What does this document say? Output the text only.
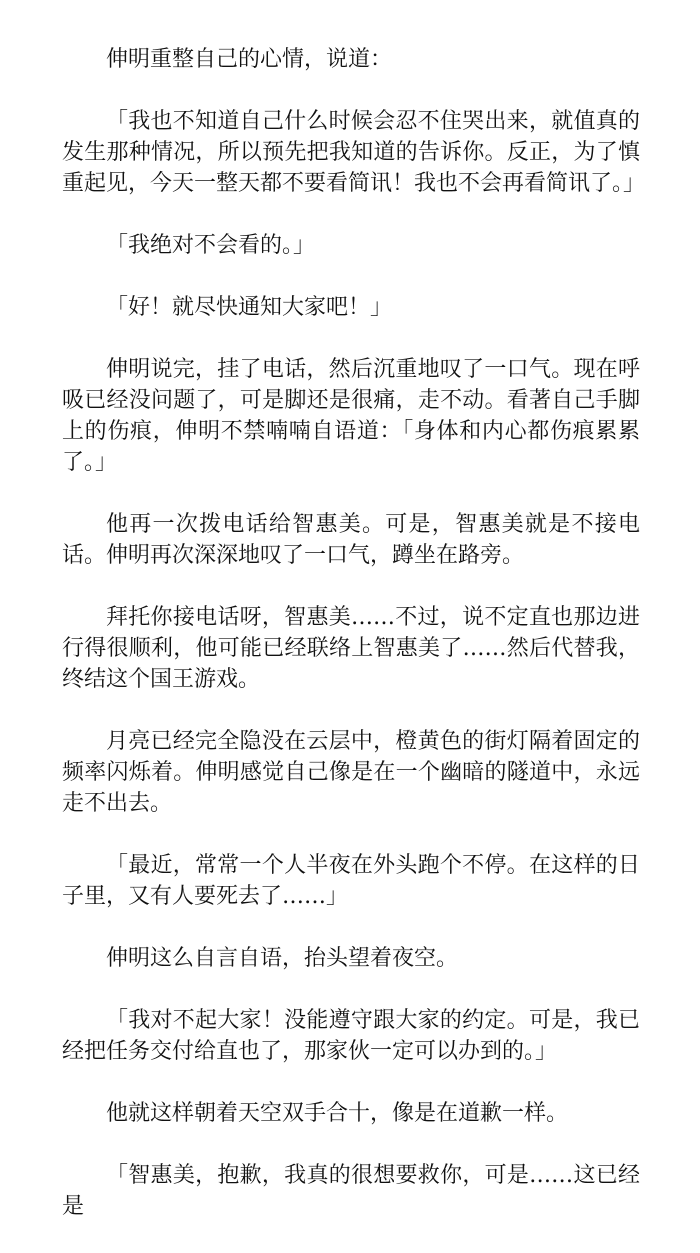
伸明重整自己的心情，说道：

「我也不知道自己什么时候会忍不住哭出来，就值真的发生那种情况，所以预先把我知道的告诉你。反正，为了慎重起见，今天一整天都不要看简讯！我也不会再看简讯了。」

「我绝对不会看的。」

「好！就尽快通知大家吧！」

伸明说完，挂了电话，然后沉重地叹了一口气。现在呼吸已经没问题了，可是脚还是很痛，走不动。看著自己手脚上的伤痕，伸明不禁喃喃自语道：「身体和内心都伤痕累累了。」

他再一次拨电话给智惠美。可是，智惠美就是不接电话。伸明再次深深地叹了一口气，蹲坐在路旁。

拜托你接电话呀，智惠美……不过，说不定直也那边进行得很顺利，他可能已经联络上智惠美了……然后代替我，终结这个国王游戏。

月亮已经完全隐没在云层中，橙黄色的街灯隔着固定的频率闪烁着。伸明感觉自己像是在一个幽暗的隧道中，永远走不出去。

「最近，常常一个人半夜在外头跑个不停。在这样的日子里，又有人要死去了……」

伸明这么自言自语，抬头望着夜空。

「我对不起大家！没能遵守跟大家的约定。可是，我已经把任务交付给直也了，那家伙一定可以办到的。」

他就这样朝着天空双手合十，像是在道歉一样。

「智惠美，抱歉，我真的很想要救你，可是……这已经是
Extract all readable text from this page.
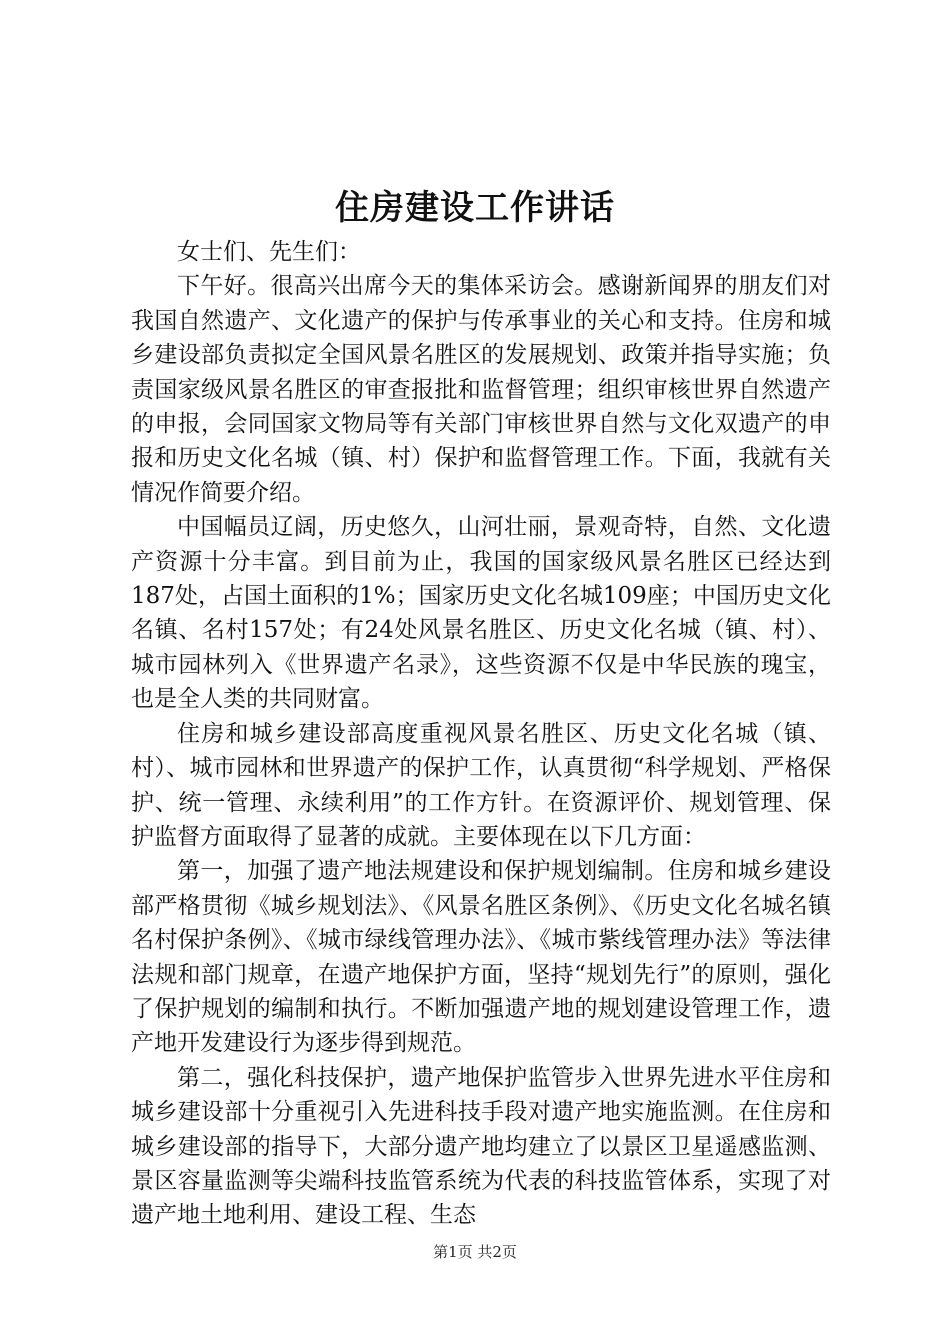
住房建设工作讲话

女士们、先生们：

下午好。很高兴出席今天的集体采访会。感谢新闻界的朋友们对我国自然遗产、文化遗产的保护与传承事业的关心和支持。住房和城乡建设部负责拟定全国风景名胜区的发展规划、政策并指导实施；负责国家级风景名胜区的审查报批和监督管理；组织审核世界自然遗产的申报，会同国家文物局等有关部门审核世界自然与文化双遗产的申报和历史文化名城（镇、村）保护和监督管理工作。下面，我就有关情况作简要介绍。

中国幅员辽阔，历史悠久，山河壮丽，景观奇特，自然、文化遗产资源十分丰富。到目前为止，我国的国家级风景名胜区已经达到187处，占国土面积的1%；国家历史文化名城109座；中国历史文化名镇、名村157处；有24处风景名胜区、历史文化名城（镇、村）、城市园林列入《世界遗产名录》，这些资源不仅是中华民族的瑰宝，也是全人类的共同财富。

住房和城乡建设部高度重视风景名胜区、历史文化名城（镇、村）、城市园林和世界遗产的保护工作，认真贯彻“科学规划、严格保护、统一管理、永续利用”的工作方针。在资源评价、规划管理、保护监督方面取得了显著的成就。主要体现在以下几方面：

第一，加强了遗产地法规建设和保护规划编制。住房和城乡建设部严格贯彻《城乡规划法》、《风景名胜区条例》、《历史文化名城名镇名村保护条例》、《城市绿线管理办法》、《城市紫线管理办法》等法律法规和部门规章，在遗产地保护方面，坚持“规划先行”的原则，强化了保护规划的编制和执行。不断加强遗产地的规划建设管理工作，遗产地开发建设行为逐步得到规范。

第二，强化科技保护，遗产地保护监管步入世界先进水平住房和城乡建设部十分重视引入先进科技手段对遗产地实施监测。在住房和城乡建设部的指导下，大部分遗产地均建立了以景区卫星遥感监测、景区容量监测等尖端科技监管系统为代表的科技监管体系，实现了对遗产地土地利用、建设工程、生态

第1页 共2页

* _WHAT YOU SHOULD DO_
From the material above, copy everything exactly but the pictures.

* _REPLY_
What does this document say? Output the text only.
伸明重整自己的心情，说道：

「我也不知道自己什么时候会忍不住哭出来，就值真的发生那种情况，所以预先把我知道的告诉你。反正，为了慎重起见，今天一整天都不要看简讯！我也不会再看简讯了。」

「我绝对不会看的。」

「好！就尽快通知大家吧！」

伸明说完，挂了电话，然后沉重地叹了一口气。现在呼吸已经没问题了，可是脚还是很痛，走不动。看著自己手脚上的伤痕，伸明不禁喃喃自语道：「身体和内心都伤痕累累了。」

他再一次拨电话给智惠美。可是，智惠美就是不接电话。伸明再次深深地叹了一口气，蹲坐在路旁。

拜托你接电话呀，智惠美……不过，说不定直也那边进行得很顺利，他可能已经联络上智惠美了……然后代替我，终结这个国王游戏。

月亮已经完全隐没在云层中，橙黄色的街灯隔着固定的频率闪烁着。伸明感觉自己像是在一个幽暗的隧道中，永远走不出去。

「最近，常常一个人半夜在外头跑个不停。在这样的日子里，又有人要死去了……」

伸明这么自言自语，抬头望着夜空。

「我对不起大家！没能遵守跟大家的约定。可是，我已经把任务交付给直也了，那家伙一定可以办到的。」

他就这样朝着天空双手合十，像是在道歉一样。

「智惠美，抱歉，我真的很想要救你，可是……这已经是
Extract all readable text from this page.
住房建设工作讲话

女士们、先生们：

下午好。很高兴出席今天的集体采访会。感谢新闻界的朋友们对我国自然遗产、文化遗产的保护与传承事业的关心和支持。住房和城乡建设部负责拟定全国风景名胜区的发展规划、政策并指导实施；负责国家级风景名胜区的审查报批和监督管理；组织审核世界自然遗产的申报，会同国家文物局等有关部门审核世界自然与文化双遗产的申报和历史文化名城（镇、村）保护和监督管理工作。下面，我就有关情况作简要介绍。

中国幅员辽阔，历史悠久，山河壮丽，景观奇特，自然、文化遗产资源十分丰富。到目前为止，我国的国家级风景名胜区已经达到187处，占国土面积的1%；国家历史文化名城109座；中国历史文化名镇、名村157处；有24处风景名胜区、历史文化名城（镇、村）、城市园林列入《世界遗产名录》，这些资源不仅是中华民族的瑰宝，也是全人类的共同财富。

住房和城乡建设部高度重视风景名胜区、历史文化名城（镇、村）、城市园林和世界遗产的保护工作，认真贯彻“科学规划、严格保护、统一管理、永续利用”的工作方针。在资源评价、规划管理、保护监督方面取得了显著的成就。主要体现在以下几方面：

第一，加强了遗产地法规建设和保护规划编制。住房和城乡建设部严格贯彻《城乡规划法》、《风景名胜区条例》、《历史文化名城名镇名村保护条例》、《城市绿线管理办法》、《城市紫线管理办法》等法律法规和部门规章，在遗产地保护方面，坚持“规划先行”的原则，强化了保护规划的编制和执行。不断加强遗产地的规划建设管理工作，遗产地开发建设行为逐步得到规范。

第二，强化科技保护，遗产地保护监管步入世界先进水平住房和城乡建设部十分重视引入先进科技手段对遗产地实施监测。在住房和城乡建设部的指导下，大部分遗产地均建立了以景区卫星遥感监测、景区容量监测等尖端科技监管系统为代表的科技监管体系，实现了对遗产地土地利用、建设工程、生态

第1页 共2页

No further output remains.